Ao declarar a identidade entre o ser e o pensar, quer dizer Parmênides: a) que o que pode ser dito e pensado deve ser (existir); b) que o ser é o que pode ser pensado e dito. É necessário, no entanto, tornar patente a radicalidade dessa compreensão parmenidiana. A identidade entre ser e pensar (e dizer) deve ser compreendida da seguinte forma: Parmênides não diz apenas que só podemos pensar e dizer o que existe, mas sim que o que é pensável e dizível existe necessariamente. Por outro lado, ele não diz apenas que o nada (o não-ser) não é pensável e dizível; ele afirma, na verdade, que o que não é pensável nem dizível não existe.
Sumario, abaixo, as ideais de Parmênides, a fim de que o leitor as tenha em conta no que se seguirá:

a) o ser é; o não-ser não é;
b) o ser pode ser pensado e dito;
c) o nada não pode ser pensado nem dito;
d) o pensar e o ser são o mesmo;
e) o nada, portanto, é não-ser e impensável;
f) dizer e ser são o mesmo;
g) portanto, o nada é não-ser e indizível.


Lógica e Ontologia: a inovação de Parmênides


Para alguns estudiosos, Parmênides foi o primeiro pensador a formular dois princípios lógicos fundamentais: o princípio da identidade e o princípio da não-contradição. O primeiro reza que “o ser é o ser”; o segundo, que, se o ser é, e o não-ser não é, então o ser é idêntico a si mesmo e é impossível que ele seja o seu contrário, ou seja, é impossível que ele seja o não-ser. Assim também, sendo o nada o não-ser resulta daí que ele nunca pode ser pensado e dito. A afirmação do ser, portanto, implica ou requer a negação do não-ser.

### Instruções do exercício
Redigite o trecho sobre Parmênides a partir de “a) o ser é;” até “não-ser e indizível.”, incluindo essas palavras. Não é preciso consultar os itens para este exercício.

### Extratos dos itens
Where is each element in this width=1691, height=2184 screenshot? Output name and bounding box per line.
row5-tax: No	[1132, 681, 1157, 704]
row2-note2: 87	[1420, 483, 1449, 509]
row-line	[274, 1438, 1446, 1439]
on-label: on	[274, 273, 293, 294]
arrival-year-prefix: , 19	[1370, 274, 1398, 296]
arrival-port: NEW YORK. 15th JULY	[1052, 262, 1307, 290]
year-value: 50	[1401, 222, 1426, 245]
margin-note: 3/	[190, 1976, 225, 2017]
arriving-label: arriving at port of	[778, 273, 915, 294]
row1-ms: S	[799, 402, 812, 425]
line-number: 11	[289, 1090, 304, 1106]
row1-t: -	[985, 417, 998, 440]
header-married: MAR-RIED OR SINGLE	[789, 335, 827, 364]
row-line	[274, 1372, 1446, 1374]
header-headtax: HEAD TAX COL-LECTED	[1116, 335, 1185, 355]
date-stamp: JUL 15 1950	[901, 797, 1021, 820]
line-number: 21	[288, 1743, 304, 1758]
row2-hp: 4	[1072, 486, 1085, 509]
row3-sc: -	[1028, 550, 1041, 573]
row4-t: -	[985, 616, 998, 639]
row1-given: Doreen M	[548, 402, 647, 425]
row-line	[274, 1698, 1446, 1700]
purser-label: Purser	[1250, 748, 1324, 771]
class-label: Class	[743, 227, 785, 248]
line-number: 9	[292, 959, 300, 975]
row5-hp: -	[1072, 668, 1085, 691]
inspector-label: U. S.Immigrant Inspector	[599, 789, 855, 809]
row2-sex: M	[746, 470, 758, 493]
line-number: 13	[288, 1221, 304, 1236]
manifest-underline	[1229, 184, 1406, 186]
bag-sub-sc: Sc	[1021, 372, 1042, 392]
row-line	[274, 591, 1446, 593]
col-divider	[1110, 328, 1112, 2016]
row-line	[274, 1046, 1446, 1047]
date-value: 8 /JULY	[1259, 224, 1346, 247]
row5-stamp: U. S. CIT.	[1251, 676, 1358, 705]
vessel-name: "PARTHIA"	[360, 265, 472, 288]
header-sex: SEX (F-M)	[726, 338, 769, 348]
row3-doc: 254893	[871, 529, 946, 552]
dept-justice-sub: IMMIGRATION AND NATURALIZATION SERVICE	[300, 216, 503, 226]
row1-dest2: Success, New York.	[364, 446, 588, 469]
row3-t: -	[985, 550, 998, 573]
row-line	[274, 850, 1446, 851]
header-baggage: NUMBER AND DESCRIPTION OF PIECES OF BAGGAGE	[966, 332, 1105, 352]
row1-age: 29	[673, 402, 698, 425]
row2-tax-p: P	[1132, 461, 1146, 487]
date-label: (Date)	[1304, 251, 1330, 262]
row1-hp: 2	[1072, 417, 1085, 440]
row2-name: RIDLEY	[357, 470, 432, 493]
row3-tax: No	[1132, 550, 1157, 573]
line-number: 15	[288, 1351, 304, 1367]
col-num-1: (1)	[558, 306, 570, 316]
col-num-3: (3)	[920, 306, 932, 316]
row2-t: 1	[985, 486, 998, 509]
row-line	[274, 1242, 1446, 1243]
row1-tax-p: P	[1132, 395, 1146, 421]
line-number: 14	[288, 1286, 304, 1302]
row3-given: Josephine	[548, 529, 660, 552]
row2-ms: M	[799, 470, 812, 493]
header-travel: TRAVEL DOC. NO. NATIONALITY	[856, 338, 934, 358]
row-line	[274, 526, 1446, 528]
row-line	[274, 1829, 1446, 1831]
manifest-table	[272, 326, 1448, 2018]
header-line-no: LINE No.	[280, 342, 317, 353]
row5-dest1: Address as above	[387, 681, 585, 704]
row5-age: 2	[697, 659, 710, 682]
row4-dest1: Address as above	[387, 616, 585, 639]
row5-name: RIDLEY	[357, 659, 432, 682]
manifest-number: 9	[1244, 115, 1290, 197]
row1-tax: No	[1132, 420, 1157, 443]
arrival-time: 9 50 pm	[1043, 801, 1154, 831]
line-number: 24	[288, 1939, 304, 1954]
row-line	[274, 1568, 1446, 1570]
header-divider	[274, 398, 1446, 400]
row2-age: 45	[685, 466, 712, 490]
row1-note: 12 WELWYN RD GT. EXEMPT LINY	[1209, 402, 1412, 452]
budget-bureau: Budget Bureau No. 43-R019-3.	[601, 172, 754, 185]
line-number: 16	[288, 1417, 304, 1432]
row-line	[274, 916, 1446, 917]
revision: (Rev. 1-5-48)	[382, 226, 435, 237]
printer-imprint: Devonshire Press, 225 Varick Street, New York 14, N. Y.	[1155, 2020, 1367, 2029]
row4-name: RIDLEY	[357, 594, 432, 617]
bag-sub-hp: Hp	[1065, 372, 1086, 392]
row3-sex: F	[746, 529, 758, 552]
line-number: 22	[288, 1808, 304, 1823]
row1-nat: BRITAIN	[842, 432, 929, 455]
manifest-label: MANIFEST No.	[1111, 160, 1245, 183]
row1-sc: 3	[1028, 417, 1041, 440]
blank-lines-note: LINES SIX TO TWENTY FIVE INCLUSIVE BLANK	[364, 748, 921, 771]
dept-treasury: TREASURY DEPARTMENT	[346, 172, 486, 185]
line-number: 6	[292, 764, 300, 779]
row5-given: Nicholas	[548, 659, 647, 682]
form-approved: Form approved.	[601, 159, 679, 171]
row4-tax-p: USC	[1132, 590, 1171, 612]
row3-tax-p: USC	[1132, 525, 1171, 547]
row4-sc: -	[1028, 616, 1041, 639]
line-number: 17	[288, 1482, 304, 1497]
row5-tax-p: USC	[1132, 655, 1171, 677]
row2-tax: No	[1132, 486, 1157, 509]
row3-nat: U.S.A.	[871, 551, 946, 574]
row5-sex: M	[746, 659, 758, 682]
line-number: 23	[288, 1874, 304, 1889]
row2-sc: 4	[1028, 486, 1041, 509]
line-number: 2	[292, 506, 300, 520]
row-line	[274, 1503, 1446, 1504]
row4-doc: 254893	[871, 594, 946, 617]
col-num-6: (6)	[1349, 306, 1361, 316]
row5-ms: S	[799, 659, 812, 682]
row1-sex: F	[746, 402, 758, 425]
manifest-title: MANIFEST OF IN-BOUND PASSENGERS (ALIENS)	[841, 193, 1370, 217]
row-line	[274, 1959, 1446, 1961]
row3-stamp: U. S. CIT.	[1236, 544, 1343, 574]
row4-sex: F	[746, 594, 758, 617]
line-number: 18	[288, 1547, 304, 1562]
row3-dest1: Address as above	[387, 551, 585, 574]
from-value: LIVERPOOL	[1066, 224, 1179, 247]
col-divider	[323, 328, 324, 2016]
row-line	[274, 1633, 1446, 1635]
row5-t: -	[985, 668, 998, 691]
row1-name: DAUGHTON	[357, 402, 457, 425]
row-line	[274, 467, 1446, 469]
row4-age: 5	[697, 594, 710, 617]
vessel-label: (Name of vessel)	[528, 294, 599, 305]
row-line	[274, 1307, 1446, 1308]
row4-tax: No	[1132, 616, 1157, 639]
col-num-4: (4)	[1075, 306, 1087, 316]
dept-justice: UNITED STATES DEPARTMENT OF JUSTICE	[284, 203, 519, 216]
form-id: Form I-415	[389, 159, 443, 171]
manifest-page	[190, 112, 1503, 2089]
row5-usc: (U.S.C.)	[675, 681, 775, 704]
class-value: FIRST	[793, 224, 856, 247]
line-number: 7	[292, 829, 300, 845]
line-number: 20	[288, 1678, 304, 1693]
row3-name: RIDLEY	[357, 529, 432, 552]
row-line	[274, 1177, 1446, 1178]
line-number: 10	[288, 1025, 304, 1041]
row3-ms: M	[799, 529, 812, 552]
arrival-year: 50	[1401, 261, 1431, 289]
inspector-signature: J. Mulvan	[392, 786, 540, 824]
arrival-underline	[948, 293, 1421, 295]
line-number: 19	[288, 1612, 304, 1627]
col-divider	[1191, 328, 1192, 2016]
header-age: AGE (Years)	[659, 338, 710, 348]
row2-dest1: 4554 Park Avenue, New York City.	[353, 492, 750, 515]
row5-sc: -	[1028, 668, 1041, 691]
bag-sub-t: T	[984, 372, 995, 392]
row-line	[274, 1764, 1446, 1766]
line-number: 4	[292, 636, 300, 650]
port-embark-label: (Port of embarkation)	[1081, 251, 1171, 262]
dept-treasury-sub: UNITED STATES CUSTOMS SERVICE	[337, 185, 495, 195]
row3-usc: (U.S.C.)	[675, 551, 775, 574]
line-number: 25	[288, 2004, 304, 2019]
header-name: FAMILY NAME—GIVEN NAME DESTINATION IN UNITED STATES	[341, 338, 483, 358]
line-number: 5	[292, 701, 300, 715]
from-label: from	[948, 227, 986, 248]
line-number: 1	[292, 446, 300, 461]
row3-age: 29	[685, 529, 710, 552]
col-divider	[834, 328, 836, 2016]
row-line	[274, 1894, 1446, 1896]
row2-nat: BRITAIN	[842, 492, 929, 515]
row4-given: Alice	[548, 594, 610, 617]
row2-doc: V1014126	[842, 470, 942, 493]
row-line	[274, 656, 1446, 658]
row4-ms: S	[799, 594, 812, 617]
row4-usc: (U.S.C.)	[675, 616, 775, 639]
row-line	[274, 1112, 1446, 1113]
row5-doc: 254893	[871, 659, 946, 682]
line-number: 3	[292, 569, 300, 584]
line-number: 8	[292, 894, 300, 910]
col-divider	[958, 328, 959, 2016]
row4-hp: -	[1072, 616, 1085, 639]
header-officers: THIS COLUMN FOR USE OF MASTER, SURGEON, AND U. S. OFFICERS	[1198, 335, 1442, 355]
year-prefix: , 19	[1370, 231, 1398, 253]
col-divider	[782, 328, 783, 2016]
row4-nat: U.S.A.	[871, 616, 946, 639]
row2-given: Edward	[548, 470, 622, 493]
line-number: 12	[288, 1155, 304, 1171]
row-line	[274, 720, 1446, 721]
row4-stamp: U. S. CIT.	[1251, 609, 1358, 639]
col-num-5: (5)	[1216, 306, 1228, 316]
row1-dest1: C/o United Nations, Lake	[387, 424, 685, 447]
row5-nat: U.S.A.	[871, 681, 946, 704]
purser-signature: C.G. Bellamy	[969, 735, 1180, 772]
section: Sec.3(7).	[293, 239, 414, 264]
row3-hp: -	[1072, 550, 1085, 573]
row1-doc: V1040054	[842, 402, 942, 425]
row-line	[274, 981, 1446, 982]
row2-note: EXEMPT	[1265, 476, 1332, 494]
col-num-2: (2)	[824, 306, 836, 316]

### Resposta comentada
a) o ser é; o não-ser não é;
b) o ser pode ser pensado e dito;
c) o nada não pode ser pensado nem dito;
d) o pensar e o ser são o mesmo;
e) o nada, portanto, é não-ser e impensável;
f) dizer e ser são o mesmo;
g) portanto, o nada é não-ser e indizível.